Give an exact copy of every line, leaving images out.

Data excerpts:

********

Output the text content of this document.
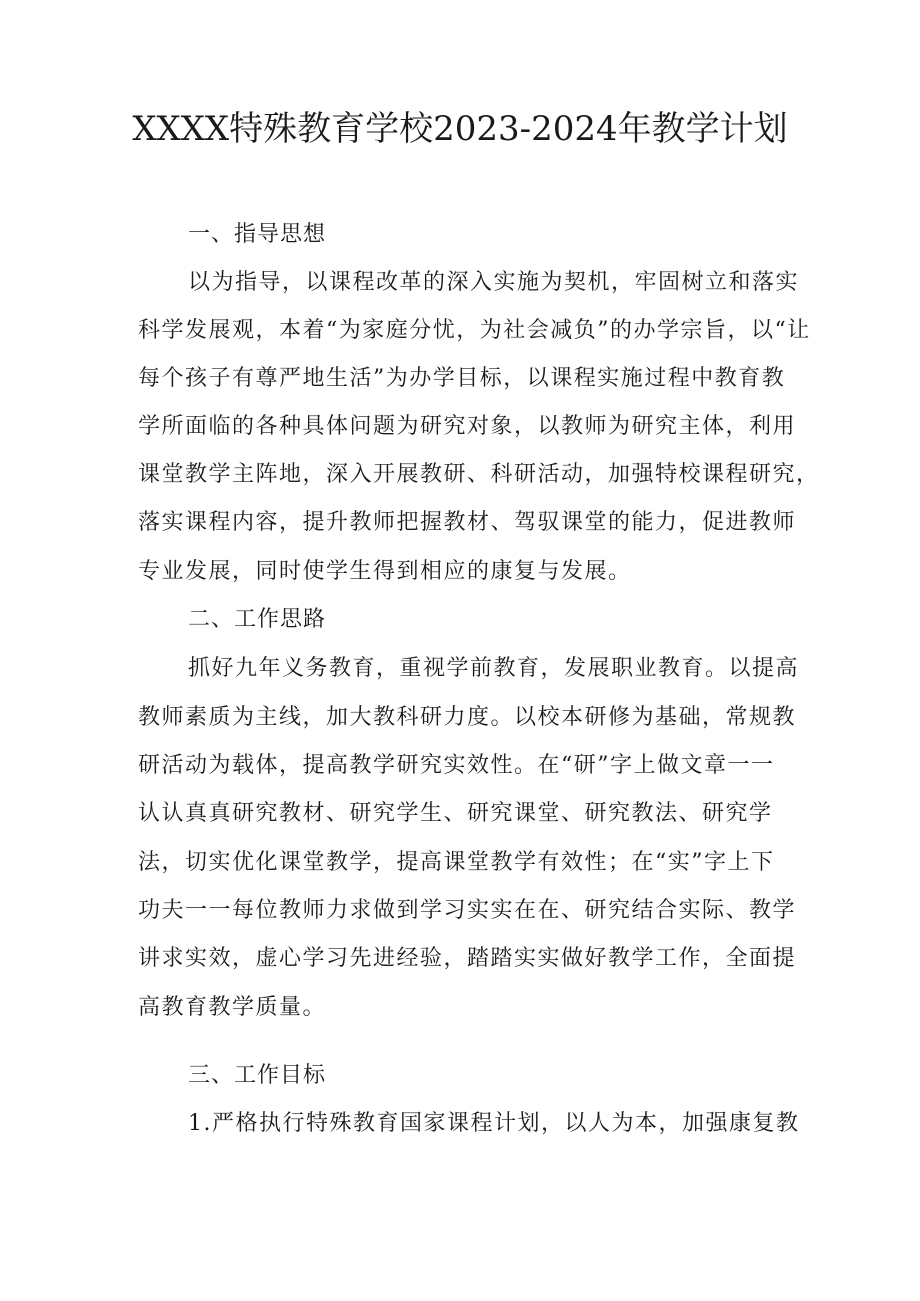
XXXX特殊教育学校2023-2024年教学计划
一、指导思想
以为指导，以课程改革的深入实施为契机，牢固树立和落实
科学发展观，本着“为家庭分忧，为社会减负”的办学宗旨，以“让
每个孩子有尊严地生活”为办学目标，以课程实施过程中教育教
学所面临的各种具体问题为研究对象，以教师为研究主体，利用
课堂教学主阵地，深入开展教研、科研活动，加强特校课程研究，
落实课程内容，提升教师把握教材、驾驭课堂的能力，促进教师
专业发展，同时使学生得到相应的康复与发展。
二、工作思路
抓好九年义务教育，重视学前教育，发展职业教育。以提高
教师素质为主线，加大教科研力度。以校本研修为基础，常规教
研活动为载体，提高教学研究实效性。在“研”字上做文章一一
认认真真研究教材、研究学生、研究课堂、研究教法、研究学
法，切实优化课堂教学，提高课堂教学有效性；在“实”字上下
功夫一一每位教师力求做到学习实实在在、研究结合实际、教学
讲求实效，虚心学习先进经验，踏踏实实做好教学工作，全面提
高教育教学质量。
三、工作目标
1.严格执行特殊教育国家课程计划，以人为本，加强康复教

********

IN RESPONSE ->
Output the text content of this document.
XXXX特殊教育学校2023-2024年教学计划
一、指导思想
以为指导，以课程改革的深入实施为契机，牢固树立和落实
科学发展观，本着“为家庭分忧，为社会减负”的办学宗旨，以“让
每个孩子有尊严地生活”为办学目标，以课程实施过程中教育教
学所面临的各种具体问题为研究对象，以教师为研究主体，利用
课堂教学主阵地，深入开展教研、科研活动，加强特校课程研究，
落实课程内容，提升教师把握教材、驾驭课堂的能力，促进教师
专业发展，同时使学生得到相应的康复与发展。
二、工作思路
抓好九年义务教育，重视学前教育，发展职业教育。以提高
教师素质为主线，加大教科研力度。以校本研修为基础，常规教
研活动为载体，提高教学研究实效性。在“研”字上做文章一一
认认真真研究教材、研究学生、研究课堂、研究教法、研究学
法，切实优化课堂教学，提高课堂教学有效性；在“实”字上下
功夫一一每位教师力求做到学习实实在在、研究结合实际、教学
讲求实效，虚心学习先进经验，踏踏实实做好教学工作，全面提
高教育教学质量。
三、工作目标
1.严格执行特殊教育国家课程计划，以人为本，加强康复教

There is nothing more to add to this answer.